▸ Directive a: Duplicate the records exactly, from their first line through the line that contains "page-button-4[interactable]: 4 (240, 301, 251, 310)".

▸ Given text:
Fayette County News

Fayette County


Ancestral search leads family to Woolsey to clean slave gravesite

Descendants of Reuben Gay were joined by members of the Fayette County Historical Society and other volunteers in the first day of cleaning slave grave sites at Antioch Baptist Church in Woolsey. Those working in the morning included (Standing L to R) Stanley Blackburn, Donald Grooms, Jr., Donna Hann-McCoy, Rickey Cooper, Nicole Gilbert, James Ray Matthews, Donald Franklin Hann. (Seated L to R) Audury Prayor Clark, Rachel Hann Pittman, and Thomas M. Lee. More helpers came throughout the day, including the pastor the church. (Staff Photo by Christopher Dunn)

A search for ancestral history has brought distant members of a family together to help preserve a vital and forgotten piece of Fayette County’s past.

▸ Available data:

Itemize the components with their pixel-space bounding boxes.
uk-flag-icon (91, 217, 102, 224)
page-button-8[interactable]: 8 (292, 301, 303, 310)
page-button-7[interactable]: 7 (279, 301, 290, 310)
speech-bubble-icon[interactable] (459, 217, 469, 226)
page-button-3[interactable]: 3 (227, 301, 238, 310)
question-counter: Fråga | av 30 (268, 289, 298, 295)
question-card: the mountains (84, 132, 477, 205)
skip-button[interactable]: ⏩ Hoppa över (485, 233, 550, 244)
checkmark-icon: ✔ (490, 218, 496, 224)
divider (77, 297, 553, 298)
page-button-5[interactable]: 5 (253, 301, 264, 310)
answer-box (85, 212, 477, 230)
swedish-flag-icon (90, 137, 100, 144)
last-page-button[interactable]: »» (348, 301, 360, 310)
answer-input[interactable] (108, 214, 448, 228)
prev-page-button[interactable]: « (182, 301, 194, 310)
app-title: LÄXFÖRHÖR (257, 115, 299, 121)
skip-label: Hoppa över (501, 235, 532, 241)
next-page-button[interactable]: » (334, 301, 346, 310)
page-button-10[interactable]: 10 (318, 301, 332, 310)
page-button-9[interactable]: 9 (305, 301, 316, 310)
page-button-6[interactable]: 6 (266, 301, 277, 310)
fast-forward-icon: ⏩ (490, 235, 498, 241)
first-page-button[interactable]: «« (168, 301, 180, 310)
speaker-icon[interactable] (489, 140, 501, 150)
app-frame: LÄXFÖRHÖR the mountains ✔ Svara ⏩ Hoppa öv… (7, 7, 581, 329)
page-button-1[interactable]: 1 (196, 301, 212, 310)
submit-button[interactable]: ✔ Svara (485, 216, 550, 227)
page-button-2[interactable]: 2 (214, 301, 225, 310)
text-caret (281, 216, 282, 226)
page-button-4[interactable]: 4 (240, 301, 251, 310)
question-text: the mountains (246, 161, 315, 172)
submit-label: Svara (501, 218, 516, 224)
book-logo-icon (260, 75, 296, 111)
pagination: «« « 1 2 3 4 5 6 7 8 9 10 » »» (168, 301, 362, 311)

▸ Directive b: Set down the part of the article that opens with the words "Ancestral search leads" and closes with "by Christopher Dunn)", keeping it exactly as it appears.

▸ Worked answer a:
Itemize the components with their pixel-space bounding boxes.
uk-flag-icon (91, 217, 102, 224)
page-button-8[interactable]: 8 (292, 301, 303, 310)
page-button-7[interactable]: 7 (279, 301, 290, 310)
speech-bubble-icon[interactable] (459, 217, 469, 226)
page-button-3[interactable]: 3 (227, 301, 238, 310)
question-counter: Fråga | av 30 (268, 289, 298, 295)
question-card: the mountains (84, 132, 477, 205)
skip-button[interactable]: ⏩ Hoppa över (485, 233, 550, 244)
checkmark-icon: ✔ (490, 218, 496, 224)
divider (77, 297, 553, 298)
page-button-5[interactable]: 5 (253, 301, 264, 310)
answer-box (85, 212, 477, 230)
swedish-flag-icon (90, 137, 100, 144)
last-page-button[interactable]: »» (348, 301, 360, 310)
answer-input[interactable] (108, 214, 448, 228)
prev-page-button[interactable]: « (182, 301, 194, 310)
app-title: LÄXFÖRHÖR (257, 115, 299, 121)
skip-label: Hoppa över (501, 235, 532, 241)
next-page-button[interactable]: » (334, 301, 346, 310)
page-button-10[interactable]: 10 (318, 301, 332, 310)
page-button-9[interactable]: 9 (305, 301, 316, 310)
page-button-6[interactable]: 6 (266, 301, 277, 310)
fast-forward-icon: ⏩ (490, 235, 498, 241)
first-page-button[interactable]: «« (168, 301, 180, 310)
speaker-icon[interactable] (489, 140, 501, 150)
app-frame: LÄXFÖRHÖR the mountains ✔ Svara ⏩ Hoppa öv… (7, 7, 581, 329)
page-button-1[interactable]: 1 (196, 301, 212, 310)
submit-button[interactable]: ✔ Svara (485, 216, 550, 227)
page-button-2[interactable]: 2 (214, 301, 225, 310)
text-caret (281, 216, 282, 226)
page-button-4[interactable]: 4 (240, 301, 251, 310)

▸ Worked answer b:
Ancestral search leads family to Woolsey to clean slave gravesite

Descendants of Reuben Gay were joined by members of the Fayette County Historical Society and other volunteers in the first day of cleaning slave grave sites at Antioch Baptist Church in Woolsey. Those working in the morning included (Standing L to R) Stanley Blackburn, Donald Grooms, Jr., Donna Hann-McCoy, Rickey Cooper, Nicole Gilbert, James Ray Matthews, Donald Franklin Hann. (Seated L to R) Audury Prayor Clark, Rachel Hann Pittman, and Thomas M. Lee. More helpers came throughout the day, including the pastor the church. (Staff Photo by Christopher Dunn)